═══ Excerpted text

# best stone for toothy gyuto edge



## obtuse (Jun 25, 2012)

I'm looking for a new finishing stone for my gyutos. I have some in white steel and O1, cpm154, skd11 etc. Currently I'm using a bester 1200 and lightly stropping the edge on a jks 10000 or rika to refine it just a little and remove any large burr. While I'm getting good results, I'm wondering if I can get better results with a stone in the 2000-4000 grit range. I'm looking at the gesshin 4000, but it seems kinda spendy. Opinions?


----------



## Tristan (Jun 25, 2012)

Maksim's Red Aoto. 

I can't tell if I'm being fully objective, but I prefer the edge it gives my knife over just plain 1K/5K strop. I've tried 1K/5K/Red Aoto strop, and without strop. The addition of the stone seems to make a difference to me.


----------



## obtuse (Jun 25, 2012)

Does it work on high wear resistant steels?


----------



## Tristan (Jun 25, 2012)

Strictly as a finishing stone? I've used it on a carbonext and suisin's inox honyaki to date. Worked on both fine, though to be honest I preferred the feedback from the stone when I was sharpening the carbonext vs the inox.

══════
═══ Given entries

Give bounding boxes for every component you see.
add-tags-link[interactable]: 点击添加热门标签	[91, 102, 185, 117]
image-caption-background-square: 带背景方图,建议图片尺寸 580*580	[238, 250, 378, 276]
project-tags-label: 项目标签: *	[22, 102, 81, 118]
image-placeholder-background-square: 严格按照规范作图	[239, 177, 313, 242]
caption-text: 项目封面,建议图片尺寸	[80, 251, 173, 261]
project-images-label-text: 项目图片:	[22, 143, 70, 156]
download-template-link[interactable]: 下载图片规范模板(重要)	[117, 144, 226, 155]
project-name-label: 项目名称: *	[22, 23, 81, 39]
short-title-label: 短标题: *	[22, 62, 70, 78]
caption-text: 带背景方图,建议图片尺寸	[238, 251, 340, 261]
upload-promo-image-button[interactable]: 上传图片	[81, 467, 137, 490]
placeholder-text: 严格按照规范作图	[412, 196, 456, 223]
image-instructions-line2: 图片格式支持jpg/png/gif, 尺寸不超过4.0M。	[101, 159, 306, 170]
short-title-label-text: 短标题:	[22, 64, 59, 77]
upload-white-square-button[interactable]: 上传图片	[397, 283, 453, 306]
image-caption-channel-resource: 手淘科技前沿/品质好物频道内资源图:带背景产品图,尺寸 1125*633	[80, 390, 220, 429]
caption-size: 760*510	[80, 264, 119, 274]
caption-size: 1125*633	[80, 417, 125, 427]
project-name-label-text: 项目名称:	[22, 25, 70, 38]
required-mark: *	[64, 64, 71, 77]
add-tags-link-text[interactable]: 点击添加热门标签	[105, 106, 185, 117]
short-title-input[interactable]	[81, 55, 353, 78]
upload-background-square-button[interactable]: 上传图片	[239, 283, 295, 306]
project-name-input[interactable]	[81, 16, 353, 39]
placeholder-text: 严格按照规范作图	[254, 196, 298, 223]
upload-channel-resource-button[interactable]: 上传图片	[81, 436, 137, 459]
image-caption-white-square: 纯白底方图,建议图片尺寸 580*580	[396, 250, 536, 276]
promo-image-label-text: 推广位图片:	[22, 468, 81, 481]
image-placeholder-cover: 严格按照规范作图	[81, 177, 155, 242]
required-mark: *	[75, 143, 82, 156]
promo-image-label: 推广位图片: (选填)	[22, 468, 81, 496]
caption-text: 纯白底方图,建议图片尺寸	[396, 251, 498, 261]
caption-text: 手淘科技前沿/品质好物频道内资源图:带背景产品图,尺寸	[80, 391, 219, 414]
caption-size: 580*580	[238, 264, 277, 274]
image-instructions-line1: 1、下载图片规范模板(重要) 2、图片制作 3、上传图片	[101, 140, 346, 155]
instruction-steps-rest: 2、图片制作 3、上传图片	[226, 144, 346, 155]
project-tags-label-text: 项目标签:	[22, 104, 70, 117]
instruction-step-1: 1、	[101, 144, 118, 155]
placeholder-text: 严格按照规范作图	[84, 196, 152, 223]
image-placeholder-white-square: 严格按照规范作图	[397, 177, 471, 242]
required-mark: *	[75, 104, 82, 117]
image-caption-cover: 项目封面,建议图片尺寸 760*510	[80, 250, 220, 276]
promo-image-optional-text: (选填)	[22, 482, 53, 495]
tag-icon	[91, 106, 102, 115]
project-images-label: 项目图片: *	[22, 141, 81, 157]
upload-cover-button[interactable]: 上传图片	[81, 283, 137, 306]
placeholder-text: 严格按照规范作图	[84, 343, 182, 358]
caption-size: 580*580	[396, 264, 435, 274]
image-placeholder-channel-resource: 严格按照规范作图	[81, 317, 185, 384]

══════

To do
1. List the steels that the opening post of the thread on finishing stones names.
2. Set down the entry lines verbatim, starting at the first line of the entries and ending at the line that contains "196, 456, 223]".
These entries bear no relation to the thread on finishing stones.

Solutions for each task
1. white steel, O1, cpm154, skd11

2.
Give bounding boxes for every component you see.
add-tags-link[interactable]: 点击添加热门标签	[91, 102, 185, 117]
image-caption-background-square: 带背景方图,建议图片尺寸 580*580	[238, 250, 378, 276]
project-tags-label: 项目标签: *	[22, 102, 81, 118]
image-placeholder-background-square: 严格按照规范作图	[239, 177, 313, 242]
caption-text: 项目封面,建议图片尺寸	[80, 251, 173, 261]
project-images-label-text: 项目图片:	[22, 143, 70, 156]
download-template-link[interactable]: 下载图片规范模板(重要)	[117, 144, 226, 155]
project-name-label: 项目名称: *	[22, 23, 81, 39]
short-title-label: 短标题: *	[22, 62, 70, 78]
caption-text: 带背景方图,建议图片尺寸	[238, 251, 340, 261]
upload-promo-image-button[interactable]: 上传图片	[81, 467, 137, 490]
placeholder-text: 严格按照规范作图	[412, 196, 456, 223]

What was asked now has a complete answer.